### DATASET EXTRACT
_ _ _ _ _ _ _

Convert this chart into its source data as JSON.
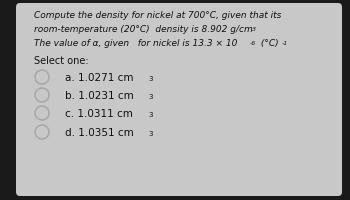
{
  "bg_outer": "#1a1a1a",
  "bg_inner": "#c8c8c8",
  "text_color": "#111111",
  "title_line1": "Compute the density for nickel at 700°C, given that its",
  "title_line2": "room-temperature (20°C)  density is 8.902 g/cm",
  "title_line2_sup": "3",
  "title_line3_a": "The value of α, given   for nickel is 13.3 × 10",
  "title_line3_exp": "-6",
  "title_line3_b": " (°C)",
  "title_line3_inv": "-1",
  "select_label": "Select one:",
  "options": [
    {
      "label": "a. 1.0271 cm",
      "sup": "3"
    },
    {
      "label": "b. 1.0231 cm",
      "sup": "3"
    },
    {
      "label": "c. 1.0311 cm",
      "sup": "3"
    },
    {
      "label": "d. 1.0351 cm",
      "sup": "3"
    }
  ],
  "circle_color": "#aaaaaa",
  "font_size_main": 6.5,
  "font_size_options": 7.5,
  "font_size_select": 7.0,
  "font_size_sup": 4.5
}
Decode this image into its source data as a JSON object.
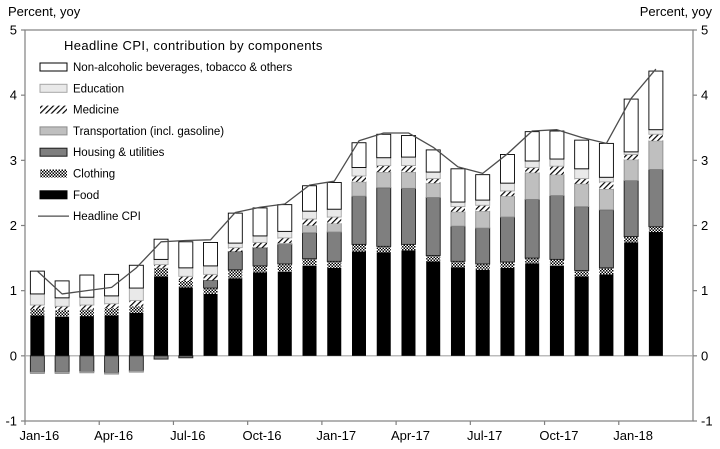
{
  "header": {
    "left_axis_caption": "Percent, yoy",
    "right_axis_caption": "Percent, yoy"
  },
  "chart_data": {
    "type": "bar",
    "subtype": "stacked-bar-with-line",
    "title": "Headline CPI, contribution by components",
    "xlabel": "",
    "ylabel": "Percent, yoy",
    "ylim": [
      -1,
      5
    ],
    "ytick_step": 1,
    "ytick_labels": [
      "-1",
      "0",
      "1",
      "2",
      "3",
      "4",
      "5"
    ],
    "grid": "zero-line-only",
    "legend_position": "top-left-inside",
    "categories": [
      "Jan-16",
      "Feb-16",
      "Mar-16",
      "Apr-16",
      "May-16",
      "Jun-16",
      "Jul-16",
      "Aug-16",
      "Sep-16",
      "Oct-16",
      "Nov-16",
      "Dec-16",
      "Jan-17",
      "Feb-17",
      "Mar-17",
      "Apr-17",
      "May-17",
      "Jun-17",
      "Jul-17",
      "Aug-17",
      "Sep-17",
      "Oct-17",
      "Nov-17",
      "Dec-17",
      "Jan-18",
      "Feb-18"
    ],
    "x_tick_label_months": [
      "Jan-16",
      "Apr-16",
      "Jul-16",
      "Oct-16",
      "Jan-17",
      "Apr-17",
      "Jul-17",
      "Oct-17",
      "Jan-18"
    ],
    "series": [
      {
        "name": "Food",
        "style": "solid",
        "color": "#000000",
        "stroke": "none",
        "values": [
          0.62,
          0.6,
          0.61,
          0.62,
          0.66,
          1.22,
          1.05,
          0.95,
          1.19,
          1.28,
          1.29,
          1.38,
          1.35,
          1.6,
          1.59,
          1.62,
          1.45,
          1.36,
          1.32,
          1.35,
          1.42,
          1.38,
          1.22,
          1.25,
          1.74,
          1.9
        ]
      },
      {
        "name": "Clothing",
        "style": "checker-hatch",
        "color": "#000000",
        "stroke": "none",
        "values": [
          0.1,
          0.1,
          0.1,
          0.11,
          0.1,
          0.13,
          0.1,
          0.09,
          0.13,
          0.1,
          0.12,
          0.11,
          0.1,
          0.11,
          0.09,
          0.09,
          0.09,
          0.09,
          0.09,
          0.09,
          0.08,
          0.1,
          0.09,
          0.1,
          0.09,
          0.08
        ]
      },
      {
        "name": "Housing & utilities",
        "style": "solid",
        "color": "#7f7f7f",
        "stroke": "#1a1a1a",
        "values": [
          -0.25,
          -0.25,
          -0.24,
          -0.26,
          -0.23,
          -0.05,
          -0.03,
          0.12,
          0.28,
          0.28,
          0.3,
          0.4,
          0.45,
          0.74,
          0.9,
          0.86,
          0.89,
          0.54,
          0.55,
          0.69,
          0.9,
          0.98,
          0.98,
          0.89,
          0.86,
          0.88
        ]
      },
      {
        "name": "Transportation (incl. gasoline)",
        "style": "solid",
        "color": "#bfbfbf",
        "stroke": "#8c8c8c",
        "values": [
          -0.02,
          -0.02,
          -0.02,
          -0.02,
          -0.02,
          0,
          0,
          0,
          0,
          0,
          0.02,
          0.11,
          0.13,
          0.22,
          0.24,
          0.25,
          0.22,
          0.22,
          0.26,
          0.32,
          0.41,
          0.32,
          0.35,
          0.32,
          0.32,
          0.44
        ]
      },
      {
        "name": "Medicine",
        "style": "diagonal-hatch",
        "color": "#000000",
        "stroke": "none",
        "values": [
          0.06,
          0.06,
          0.07,
          0.07,
          0.09,
          0.05,
          0.07,
          0.09,
          0.06,
          0.08,
          0.08,
          0.1,
          0.1,
          0.09,
          0.1,
          0.1,
          0.07,
          0.08,
          0.09,
          0.08,
          0.08,
          0.13,
          0.08,
          0.11,
          0.08,
          0.1
        ]
      },
      {
        "name": "Education",
        "style": "solid",
        "color": "#e9e9e9",
        "stroke": "#a6a6a6",
        "values": [
          0.17,
          0.13,
          0.12,
          0.12,
          0.19,
          0.08,
          0.13,
          0.13,
          0.07,
          0.1,
          0.1,
          0.12,
          0.12,
          0.13,
          0.12,
          0.13,
          0.1,
          0.07,
          0.08,
          0.12,
          0.1,
          0.11,
          0.15,
          0.07,
          0.04,
          0.07
        ]
      },
      {
        "name": "Non-alcoholic beverages, tobacco & others",
        "style": "solid",
        "color": "#ffffff",
        "stroke": "#000000",
        "values": [
          0.35,
          0.26,
          0.34,
          0.33,
          0.35,
          0.31,
          0.4,
          0.36,
          0.46,
          0.43,
          0.41,
          0.39,
          0.41,
          0.38,
          0.36,
          0.33,
          0.34,
          0.51,
          0.39,
          0.44,
          0.45,
          0.43,
          0.44,
          0.52,
          0.81,
          0.9
        ]
      }
    ],
    "line_series": {
      "name": "Headline CPI",
      "color": "#4d4d4d",
      "values": [
        1.3,
        0.95,
        1.0,
        1.05,
        1.35,
        1.75,
        1.77,
        1.78,
        2.2,
        2.28,
        2.33,
        2.62,
        2.68,
        3.3,
        3.42,
        3.42,
        3.2,
        2.9,
        2.8,
        3.1,
        3.45,
        3.47,
        3.35,
        3.26,
        3.95,
        4.4
      ]
    },
    "legend_order": [
      "Non-alcoholic beverages, tobacco & others",
      "Education",
      "Medicine",
      "Transportation (incl. gasoline)",
      "Housing & utilities",
      "Clothing",
      "Food",
      "Headline CPI"
    ],
    "colors": {
      "plot_border": "#808080",
      "zero_line": "#a6a6a6",
      "text": "#000000"
    }
  }
}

_ _ _ _ _ _ _

### WHAT YOU ARE ASKED TO DO
Your copy of the data above should match it exactly, except that pictures are left out.

### FINISHED EXERCISE
Convert this chart into its source data as JSON.
{
  "bg_outer": "#1a1a1a",
  "bg_inner": "#c8c8c8",
  "text_color": "#111111",
  "title_line1": "Compute the density for nickel at 700°C, given that its",
  "title_line2": "room-temperature (20°C)  density is 8.902 g/cm",
  "title_line2_sup": "3",
  "title_line3_a": "The value of α, given   for nickel is 13.3 × 10",
  "title_line3_exp": "-6",
  "title_line3_b": " (°C)",
  "title_line3_inv": "-1",
  "select_label": "Select one:",
  "options": [
    {
      "label": "a. 1.0271 cm",
      "sup": "3"
    },
    {
      "label": "b. 1.0231 cm",
      "sup": "3"
    },
    {
      "label": "c. 1.0311 cm",
      "sup": "3"
    },
    {
      "label": "d. 1.0351 cm",
      "sup": "3"
    }
  ],
  "circle_color": "#aaaaaa",
  "font_size_main": 6.5,
  "font_size_options": 7.5,
  "font_size_select": 7.0,
  "font_size_sup": 4.5
}
Decode this image into its source data as a JSON object.
{
  "header": {
    "left_axis_caption": "Percent, yoy",
    "right_axis_caption": "Percent, yoy"
  },
  "chart_data": {
    "type": "bar",
    "subtype": "stacked-bar-with-line",
    "title": "Headline CPI, contribution by components",
    "xlabel": "",
    "ylabel": "Percent, yoy",
    "ylim": [
      -1,
      5
    ],
    "ytick_step": 1,
    "ytick_labels": [
      "-1",
      "0",
      "1",
      "2",
      "3",
      "4",
      "5"
    ],
    "grid": "zero-line-only",
    "legend_position": "top-left-inside",
    "categories": [
      "Jan-16",
      "Feb-16",
      "Mar-16",
      "Apr-16",
      "May-16",
      "Jun-16",
      "Jul-16",
      "Aug-16",
      "Sep-16",
      "Oct-16",
      "Nov-16",
      "Dec-16",
      "Jan-17",
      "Feb-17",
      "Mar-17",
      "Apr-17",
      "May-17",
      "Jun-17",
      "Jul-17",
      "Aug-17",
      "Sep-17",
      "Oct-17",
      "Nov-17",
      "Dec-17",
      "Jan-18",
      "Feb-18"
    ],
    "x_tick_label_months": [
      "Jan-16",
      "Apr-16",
      "Jul-16",
      "Oct-16",
      "Jan-17",
      "Apr-17",
      "Jul-17",
      "Oct-17",
      "Jan-18"
    ],
    "series": [
      {
        "name": "Food",
        "style": "solid",
        "color": "#000000",
        "stroke": "none",
        "values": [
          0.62,
          0.6,
          0.61,
          0.62,
          0.66,
          1.22,
          1.05,
          0.95,
          1.19,
          1.28,
          1.29,
          1.38,
          1.35,
          1.6,
          1.59,
          1.62,
          1.45,
          1.36,
          1.32,
          1.35,
          1.42,
          1.38,
          1.22,
          1.25,
          1.74,
          1.9
        ]
      },
      {
        "name": "Clothing",
        "style": "checker-hatch",
        "color": "#000000",
        "stroke": "none",
        "values": [
          0.1,
          0.1,
          0.1,
          0.11,
          0.1,
          0.13,
          0.1,
          0.09,
          0.13,
          0.1,
          0.12,
          0.11,
          0.1,
          0.11,
          0.09,
          0.09,
          0.09,
          0.09,
          0.09,
          0.09,
          0.08,
          0.1,
          0.09,
          0.1,
          0.09,
          0.08
        ]
      },
      {
        "name": "Housing & utilities",
        "style": "solid",
        "color": "#7f7f7f",
        "stroke": "#1a1a1a",
        "values": [
          -0.25,
          -0.25,
          -0.24,
          -0.26,
          -0.23,
          -0.05,
          -0.03,
          0.12,
          0.28,
          0.28,
          0.3,
          0.4,
          0.45,
          0.74,
          0.9,
          0.86,
          0.89,
          0.54,
          0.55,
          0.69,
          0.9,
          0.98,
          0.98,
          0.89,
          0.86,
          0.88
        ]
      },
      {
        "name": "Transportation (incl. gasoline)",
        "style": "solid",
        "color": "#bfbfbf",
        "stroke": "#8c8c8c",
        "values": [
          -0.02,
          -0.02,
          -0.02,
          -0.02,
          -0.02,
          0,
          0,
          0,
          0,
          0,
          0.02,
          0.11,
          0.13,
          0.22,
          0.24,
          0.25,
          0.22,
          0.22,
          0.26,
          0.32,
          0.41,
          0.32,
          0.35,
          0.32,
          0.32,
          0.44
        ]
      },
      {
        "name": "Medicine",
        "style": "diagonal-hatch",
        "color": "#000000",
        "stroke": "none",
        "values": [
          0.06,
          0.06,
          0.07,
          0.07,
          0.09,
          0.05,
          0.07,
          0.09,
          0.06,
          0.08,
          0.08,
          0.1,
          0.1,
          0.09,
          0.1,
          0.1,
          0.07,
          0.08,
          0.09,
          0.08,
          0.08,
          0.13,
          0.08,
          0.11,
          0.08,
          0.1
        ]
      },
      {
        "name": "Education",
        "style": "solid",
        "color": "#e9e9e9",
        "stroke": "#a6a6a6",
        "values": [
          0.17,
          0.13,
          0.12,
          0.12,
          0.19,
          0.08,
          0.13,
          0.13,
          0.07,
          0.1,
          0.1,
          0.12,
          0.12,
          0.13,
          0.12,
          0.13,
          0.1,
          0.07,
          0.08,
          0.12,
          0.1,
          0.11,
          0.15,
          0.07,
          0.04,
          0.07
        ]
      },
      {
        "name": "Non-alcoholic beverages, tobacco & others",
        "style": "solid",
        "color": "#ffffff",
        "stroke": "#000000",
        "values": [
          0.35,
          0.26,
          0.34,
          0.33,
          0.35,
          0.31,
          0.4,
          0.36,
          0.46,
          0.43,
          0.41,
          0.39,
          0.41,
          0.38,
          0.36,
          0.33,
          0.34,
          0.51,
          0.39,
          0.44,
          0.45,
          0.43,
          0.44,
          0.52,
          0.81,
          0.9
        ]
      }
    ],
    "line_series": {
      "name": "Headline CPI",
      "color": "#4d4d4d",
      "values": [
        1.3,
        0.95,
        1.0,
        1.05,
        1.35,
        1.75,
        1.77,
        1.78,
        2.2,
        2.28,
        2.33,
        2.62,
        2.68,
        3.3,
        3.42,
        3.42,
        3.2,
        2.9,
        2.8,
        3.1,
        3.45,
        3.47,
        3.35,
        3.26,
        3.95,
        4.4
      ]
    },
    "legend_order": [
      "Non-alcoholic beverages, tobacco & others",
      "Education",
      "Medicine",
      "Transportation (incl. gasoline)",
      "Housing & utilities",
      "Clothing",
      "Food",
      "Headline CPI"
    ],
    "colors": {
      "plot_border": "#808080",
      "zero_line": "#a6a6a6",
      "text": "#000000"
    }
  }
}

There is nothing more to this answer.